### Set exercise
Write out exactly the lines running from the one with "Transcribe this image's" to the end of the data, including both of those lines and excluding pictures.

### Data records

○ ○ ○

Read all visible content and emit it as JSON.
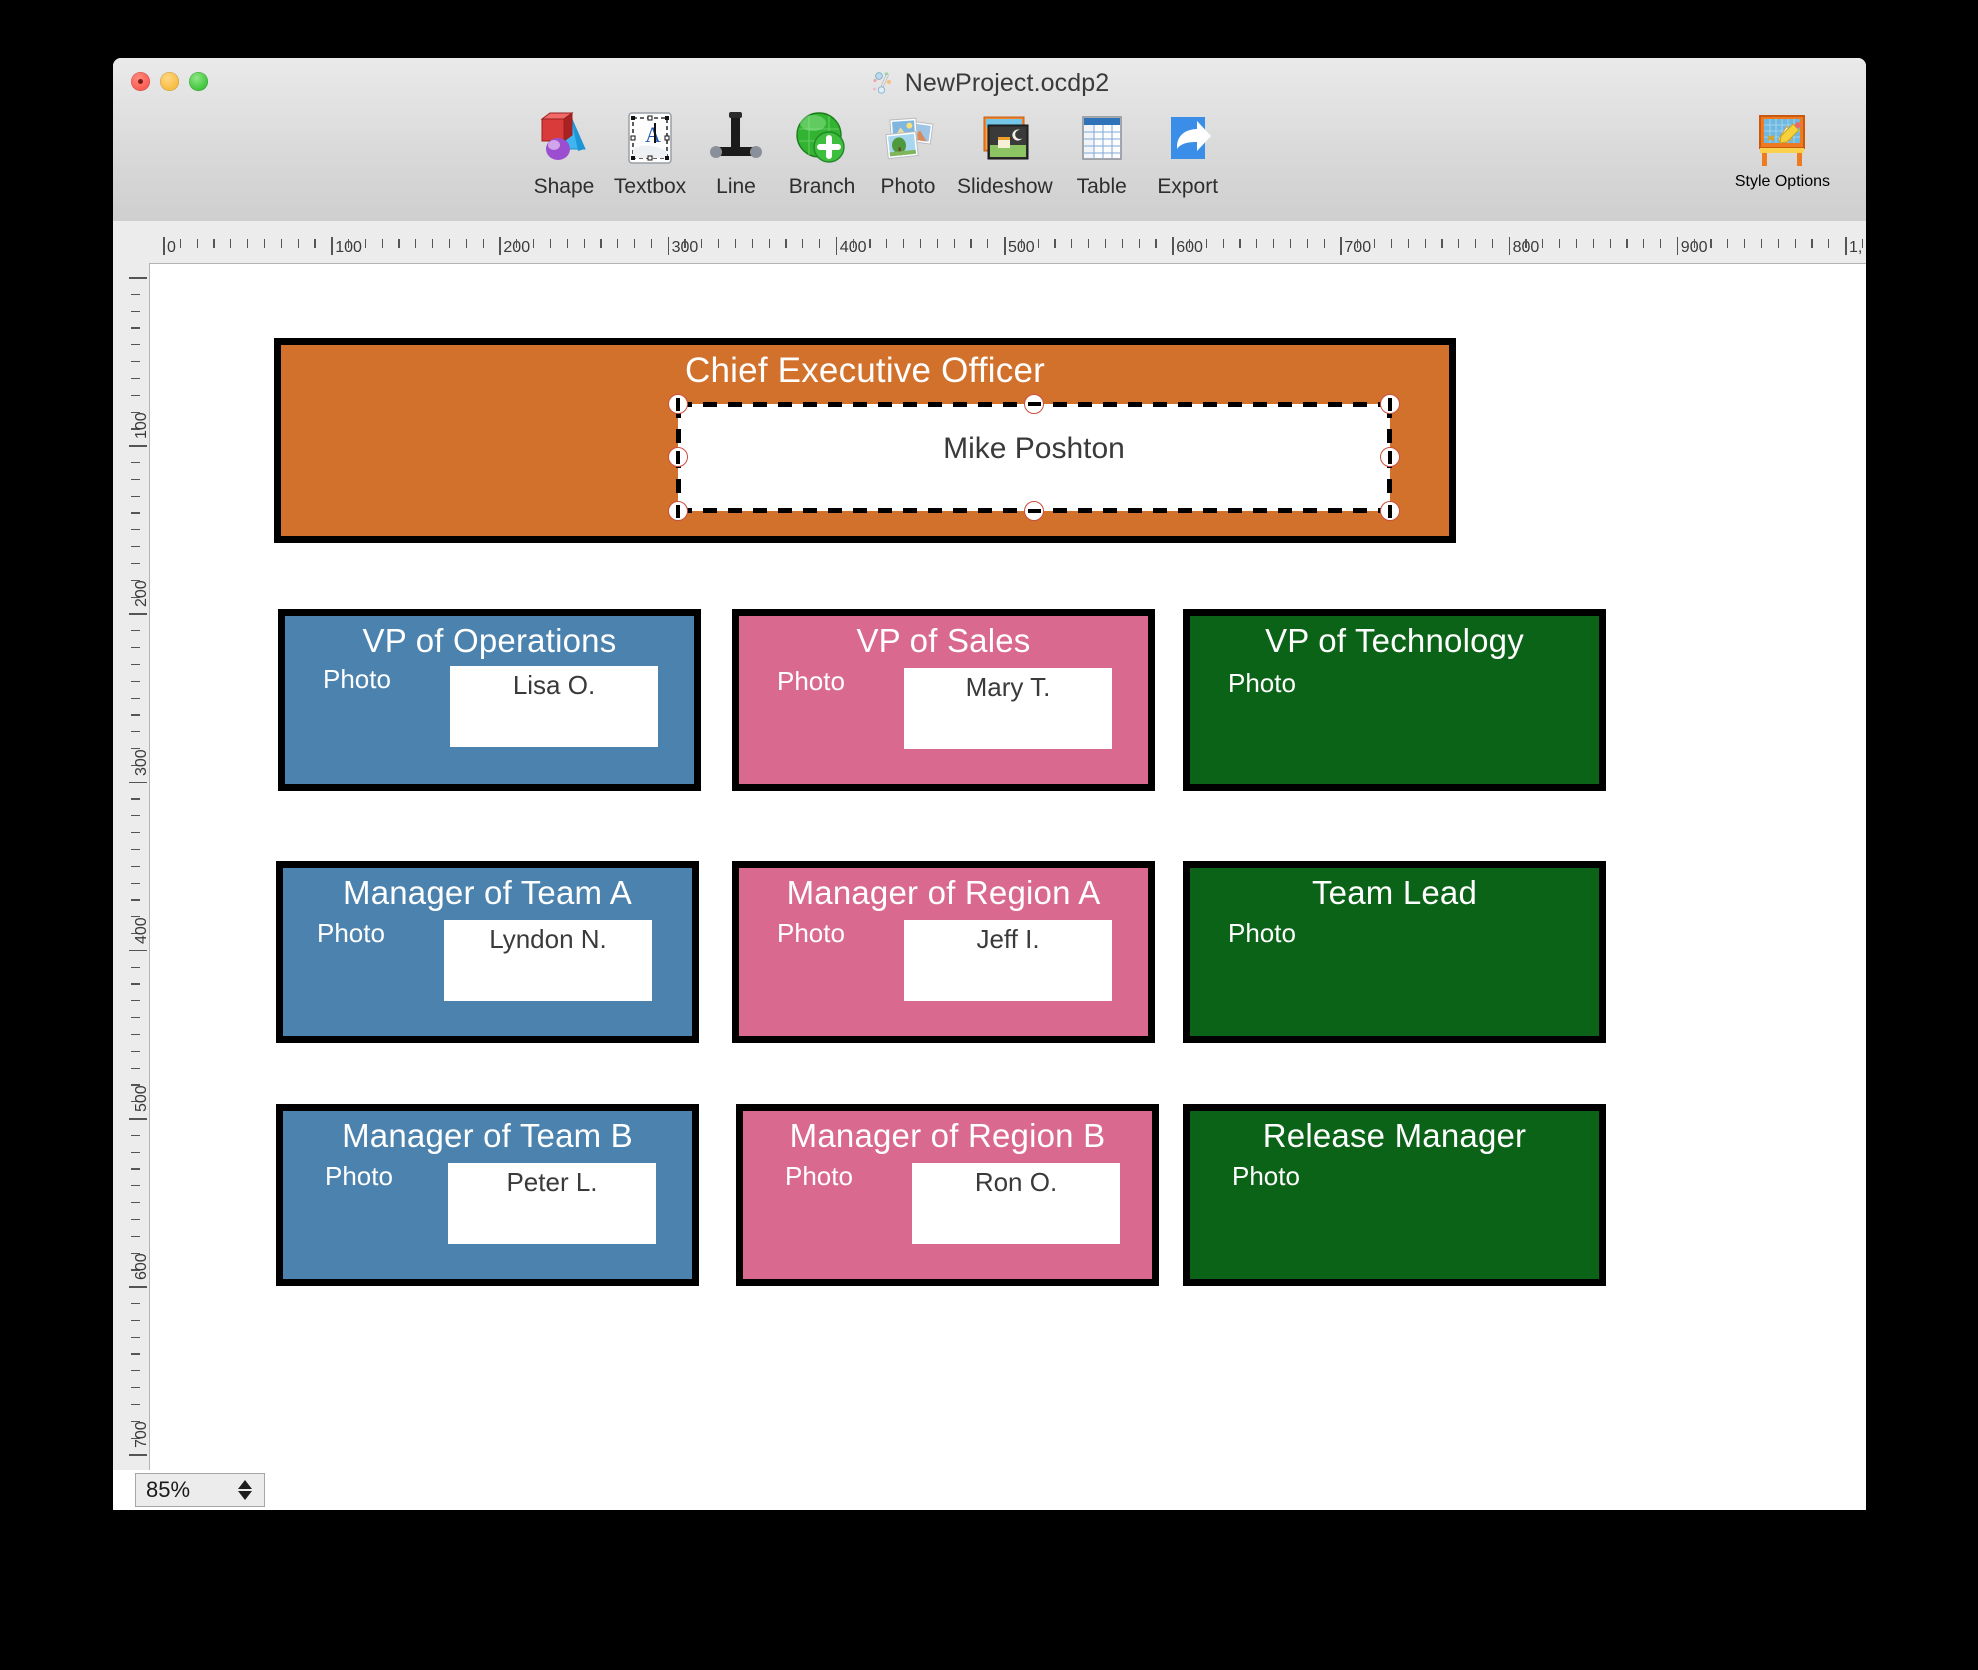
{
  "window": {
    "title": "NewProject.ocdp2",
    "doc_icon": "omnigraffle-document-icon",
    "traffic_lights": [
      "close-button",
      "minimize-button",
      "zoom-button"
    ]
  },
  "toolbar": {
    "items": [
      {
        "label": "Shape",
        "icon": "shape-icon"
      },
      {
        "label": "Textbox",
        "icon": "textbox-icon"
      },
      {
        "label": "Line",
        "icon": "line-icon"
      },
      {
        "label": "Branch",
        "icon": "branch-icon"
      },
      {
        "label": "Photo",
        "icon": "photo-icon"
      },
      {
        "label": "Slideshow",
        "icon": "slideshow-icon"
      },
      {
        "label": "Table",
        "icon": "table-icon"
      },
      {
        "label": "Export",
        "icon": "export-icon"
      }
    ],
    "style_options": {
      "label": "Style Options",
      "icon": "style-options-icon"
    }
  },
  "rulers": {
    "horizontal_labels": [
      "0",
      "100",
      "200",
      "300",
      "400",
      "500",
      "600",
      "700",
      "800",
      "900",
      "1,"
    ],
    "vertical_labels": [
      "100",
      "200",
      "300",
      "400",
      "500",
      "600",
      "700"
    ],
    "unit_step": 100,
    "minor_ticks_per_major": 10
  },
  "colors": {
    "orange": "#D2712C",
    "blue": "#4B82AE",
    "pink": "#D9698E",
    "green": "#0B6318",
    "shape_border": "#000000",
    "name_box": "#FFFFFF",
    "title_text": "#FFFFFF",
    "name_text": "#3A3A3A",
    "handle_fill": "#FFFFFF",
    "handle_stroke": "#C9503E"
  },
  "canvas": {
    "shapes": [
      {
        "id": "ceo",
        "title": "Chief Executive Officer",
        "color_key": "orange",
        "photo_label": null,
        "name": "Mike Poshton",
        "selected": true
      },
      {
        "id": "vp-operations",
        "title": "VP of Operations",
        "color_key": "blue",
        "photo_label": "Photo",
        "name": "Lisa O.",
        "selected": false
      },
      {
        "id": "vp-sales",
        "title": "VP of Sales",
        "color_key": "pink",
        "photo_label": "Photo",
        "name": "Mary T.",
        "selected": false
      },
      {
        "id": "vp-technology",
        "title": "VP of Technology",
        "color_key": "green",
        "photo_label": "Photo",
        "name": null,
        "selected": false
      },
      {
        "id": "manager-team-a",
        "title": "Manager of Team A",
        "color_key": "blue",
        "photo_label": "Photo",
        "name": "Lyndon N.",
        "selected": false
      },
      {
        "id": "manager-region-a",
        "title": "Manager of Region A",
        "color_key": "pink",
        "photo_label": "Photo",
        "name": "Jeff I.",
        "selected": false
      },
      {
        "id": "team-lead",
        "title": "Team Lead",
        "color_key": "green",
        "photo_label": "Photo",
        "name": null,
        "selected": false
      },
      {
        "id": "manager-team-b",
        "title": "Manager of Team B",
        "color_key": "blue",
        "photo_label": "Photo",
        "name": "Peter L.",
        "selected": false
      },
      {
        "id": "manager-region-b",
        "title": "Manager of Region B",
        "color_key": "pink",
        "photo_label": "Photo",
        "name": "Ron O.",
        "selected": false
      },
      {
        "id": "release-manager",
        "title": "Release Manager",
        "color_key": "green",
        "photo_label": "Photo",
        "name": null,
        "selected": false
      }
    ]
  },
  "statusbar": {
    "zoom_value": "85%",
    "stepper_icon": "stepper-up-down-icon"
  }
}
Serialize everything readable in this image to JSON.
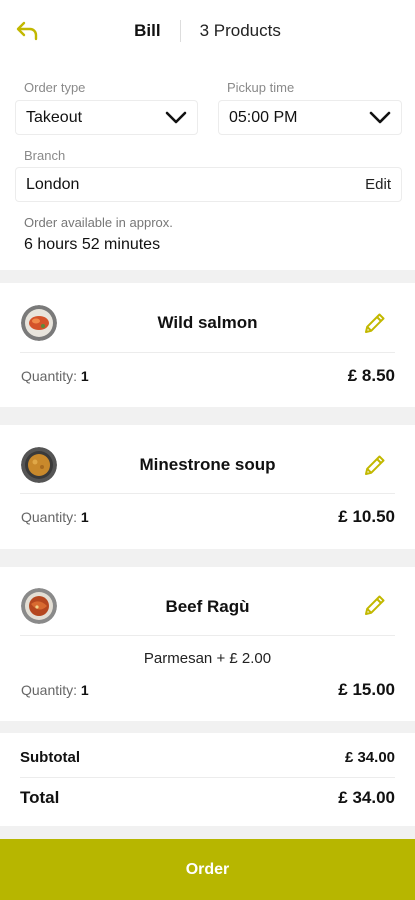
{
  "header": {
    "tab_bill": "Bill",
    "tab_products": "3 Products",
    "back_icon": "back-arrow-icon"
  },
  "order": {
    "order_type_label": "Order type",
    "order_type_value": "Takeout",
    "pickup_time_label": "Pickup time",
    "pickup_time_value": "05:00 PM",
    "branch_label": "Branch",
    "branch_value": "London",
    "branch_edit": "Edit",
    "available_label": "Order available in approx.",
    "available_value": "6 hours 52 minutes"
  },
  "products": [
    {
      "name": "Wild salmon",
      "quantity_label": "Quantity:",
      "quantity": "1",
      "price": "£ 8.50"
    },
    {
      "name": "Minestrone soup",
      "quantity_label": "Quantity:",
      "quantity": "1",
      "price": "£ 10.50"
    },
    {
      "name": "Beef Ragù",
      "quantity_label": "Quantity:",
      "quantity": "1",
      "price": "£ 15.00",
      "extra": "Parmesan + £ 2.00"
    }
  ],
  "totals": {
    "subtotal_label": "Subtotal",
    "subtotal_value": "£ 34.00",
    "total_label": "Total",
    "total_value": "£ 34.00"
  },
  "order_button": "Order",
  "colors": {
    "accent": "#b7b600",
    "background": "#f1f1f1"
  }
}
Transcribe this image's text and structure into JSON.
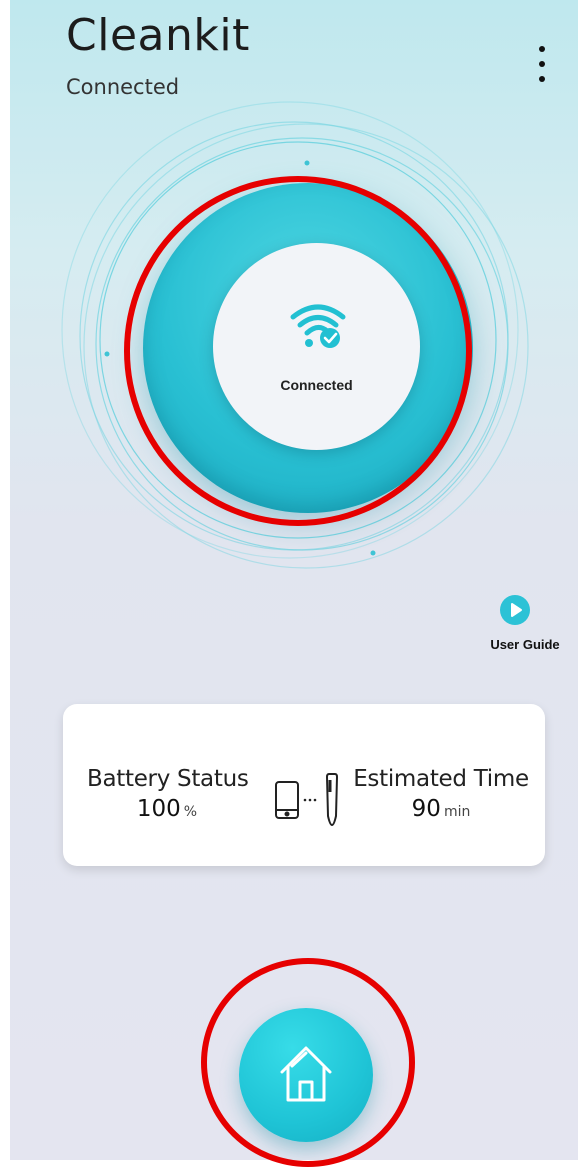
{
  "header": {
    "title": "Cleankit",
    "subtitle": "Connected",
    "menu_icon": "more-vert-icon"
  },
  "connection": {
    "status_label": "Connected",
    "icon": "wifi-check-icon",
    "ring_color": "#29c0d3"
  },
  "user_guide": {
    "label": "User Guide",
    "icon": "play-icon"
  },
  "status_card": {
    "battery": {
      "label": "Battery Status",
      "value": "100",
      "unit": "%"
    },
    "device_icon": "phone-to-device-icon",
    "estimate": {
      "label": "Estimated Time",
      "value": "90",
      "unit": "min"
    }
  },
  "nav": {
    "home_icon": "home-icon"
  },
  "colors": {
    "accent": "#29c0d3",
    "annotation": "#e60000"
  }
}
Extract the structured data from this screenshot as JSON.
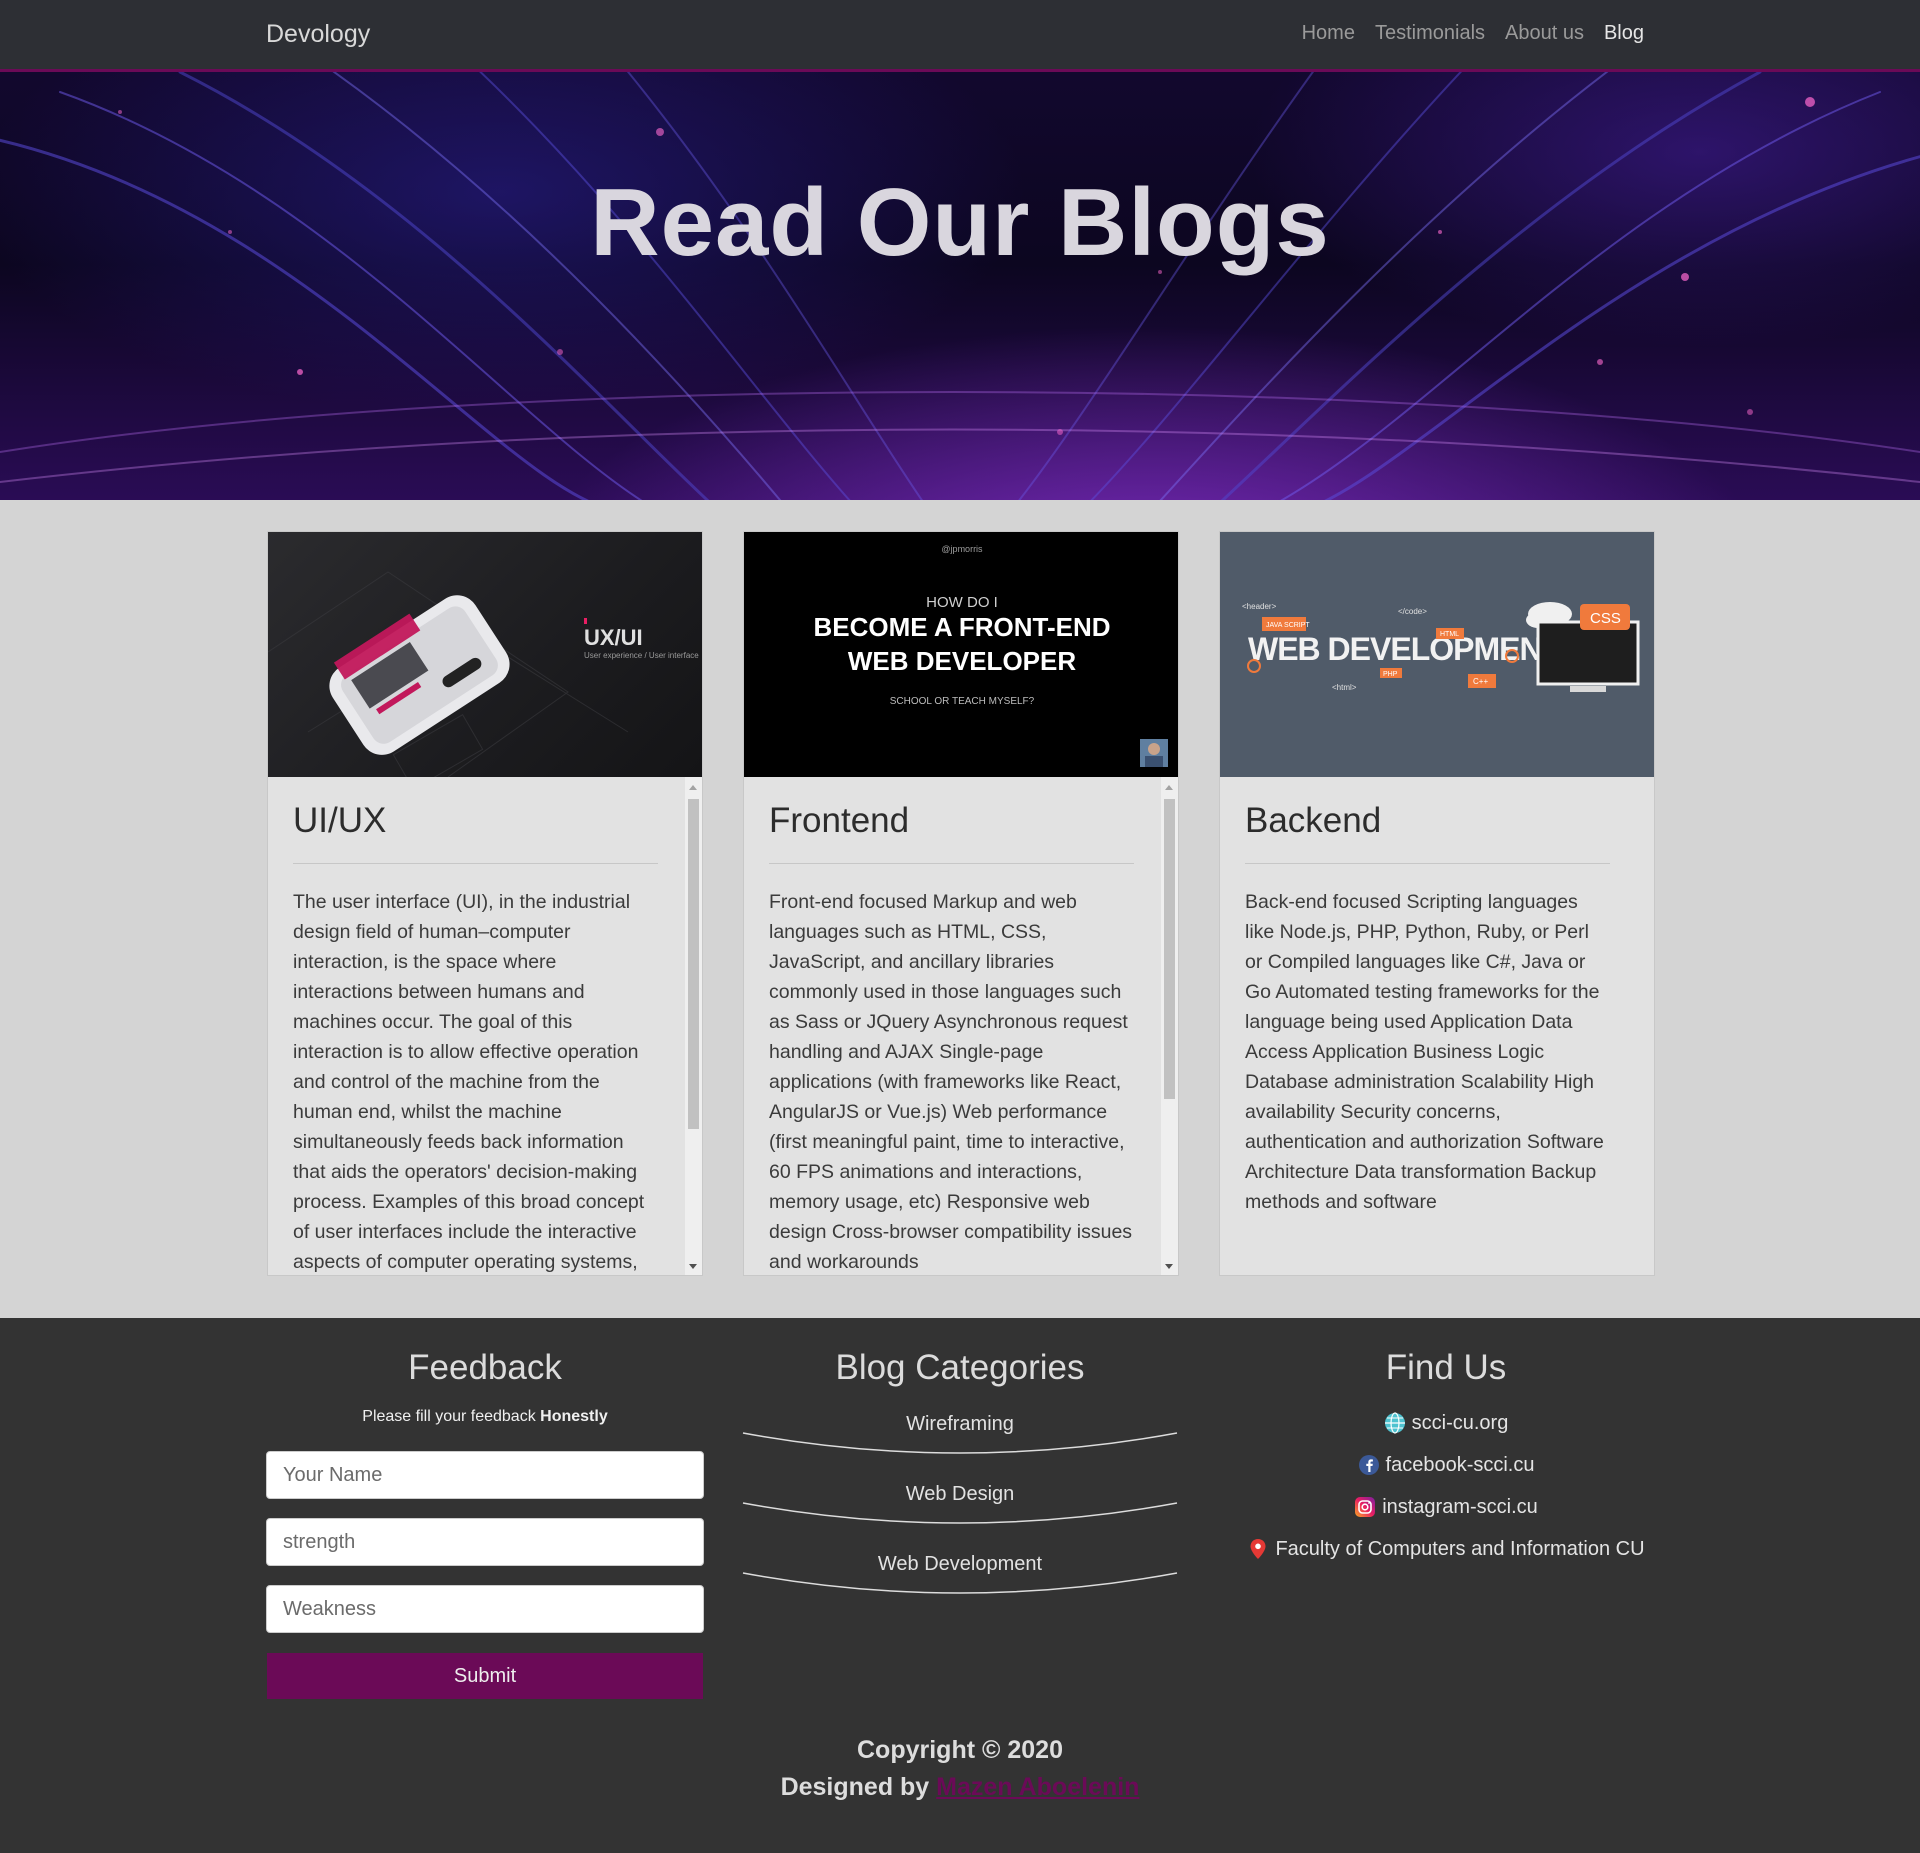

○ ○ ○

### Exercise solution
Transcribe this image's text and structure into JSON.
{
  "header": {
    "title": "Cleankit",
    "subtitle": "Connected",
    "menu_icon": "more-vert-icon"
  },
  "connection": {
    "status_label": "Connected",
    "icon": "wifi-check-icon",
    "ring_color": "#29c0d3"
  },
  "user_guide": {
    "label": "User Guide",
    "icon": "play-icon"
  },
  "status_card": {
    "battery": {
      "label": "Battery Status",
      "value": "100",
      "unit": "%"
    },
    "device_icon": "phone-to-device-icon",
    "estimate": {
      "label": "Estimated Time",
      "value": "90",
      "unit": "min"
    }
  },
  "nav": {
    "home_icon": "home-icon"
  },
  "colors": {
    "accent": "#29c0d3",
    "annotation": "#e60000"
  }
}
Extract the structured data from this screenshot as JSON.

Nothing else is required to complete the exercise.